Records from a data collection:

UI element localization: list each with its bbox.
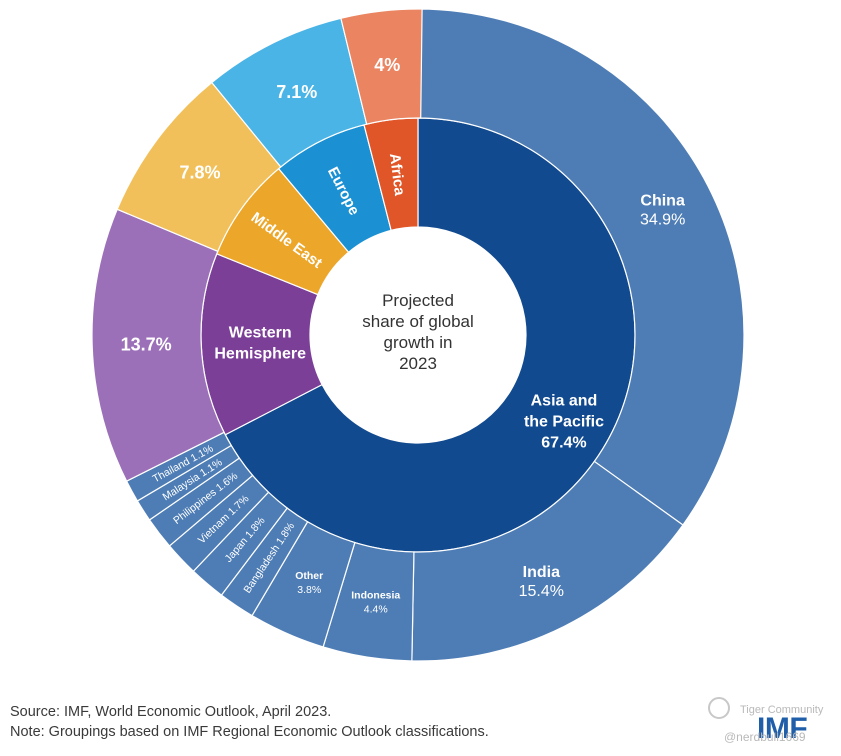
grouping-note: Note: Groupings based on IMF Regional Ec… [10, 724, 489, 740]
inner-label-western-hemisphere: Western Hemisphere [214, 325, 306, 363]
inner-label-asia-and-the-pacific: Asia and the Pacific 67.4% [524, 392, 604, 451]
watermark-handle: @nerdbull1669 [724, 730, 806, 744]
center-hole [310, 227, 526, 443]
outer-label-india: India 15.4% [519, 564, 564, 600]
inner-label-africa: Africa [386, 152, 408, 197]
inner-ring [200, 117, 636, 553]
outer-label-western-hemisphere: 13.7% [121, 335, 172, 355]
outer-label-indonesia: Indonesia 4.4% [351, 589, 400, 615]
sunburst-chart: Asia and the Pacific 67.4% Western Hemispher… [91, 8, 745, 662]
outer-slice-africa [340, 8, 423, 125]
center-label: Projected share of global growth in 2023 [362, 291, 474, 373]
outer-label-africa: 4% [374, 55, 400, 75]
outer-label-china: China 34.9% [640, 192, 685, 228]
watermark-community: Tiger Community [740, 704, 824, 716]
outer-label-europe: 7.1% [276, 82, 317, 102]
source-note: Source: IMF, World Economic Outlook, Apr… [10, 704, 332, 720]
outer-label-other: Other 3.8% [295, 570, 323, 596]
outer-label-middle-east: 7.8% [179, 163, 220, 183]
watermark-logo-icon [708, 697, 730, 719]
outer-slice-china [417, 8, 745, 526]
imf-logo: IMF [757, 712, 808, 745]
outer-ring [91, 8, 745, 662]
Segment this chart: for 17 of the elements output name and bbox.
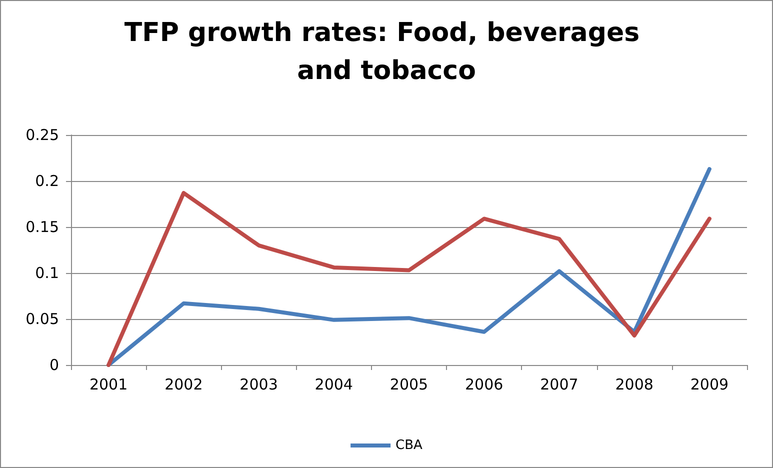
legend-label: CBA xyxy=(396,438,423,453)
y-tick-label: 0.15 xyxy=(26,218,59,236)
x-tick-label: 2006 xyxy=(465,376,504,394)
y-tick-label: 0 xyxy=(49,356,59,374)
x-tick-label: 2001 xyxy=(89,376,128,394)
x-tick-label: 2007 xyxy=(540,376,578,394)
x-tick-label: 2004 xyxy=(314,376,353,394)
x-tick-label: 2002 xyxy=(164,376,203,394)
y-tick-label: 0.2 xyxy=(35,172,59,190)
y-tick-label: 0.25 xyxy=(26,126,59,144)
x-tick-label: 2005 xyxy=(390,376,428,394)
x-tick-label: 2009 xyxy=(690,376,729,394)
y-tick-label: 0.05 xyxy=(26,310,59,328)
x-tick-label: 2008 xyxy=(615,376,654,394)
y-tick-label: 0.1 xyxy=(35,264,59,282)
chart-title: TFP growth rates: Food, beverages and tobacco xyxy=(124,18,649,86)
x-tick-label: 2003 xyxy=(240,376,278,394)
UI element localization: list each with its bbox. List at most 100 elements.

» Short problem
Copy out the part of the material that opens with the line containing "legend-label: CBA xyxy=(396,438,423,453)" and closes with the line containing "x-tick-label: 2004 xyxy=(314,376,353,394)", substituting "y-axis-tick" for "y-tick-label" and leaving everything else unchanged.

» Task output
legend-label: CBA xyxy=(396,438,423,453)
y-axis-tick: 0.15 xyxy=(26,218,59,236)
x-tick-label: 2006 xyxy=(465,376,504,394)
y-axis-tick: 0 xyxy=(49,356,59,374)
x-tick-label: 2001 xyxy=(89,376,128,394)
x-tick-label: 2007 xyxy=(540,376,578,394)
x-tick-label: 2004 xyxy=(314,376,353,394)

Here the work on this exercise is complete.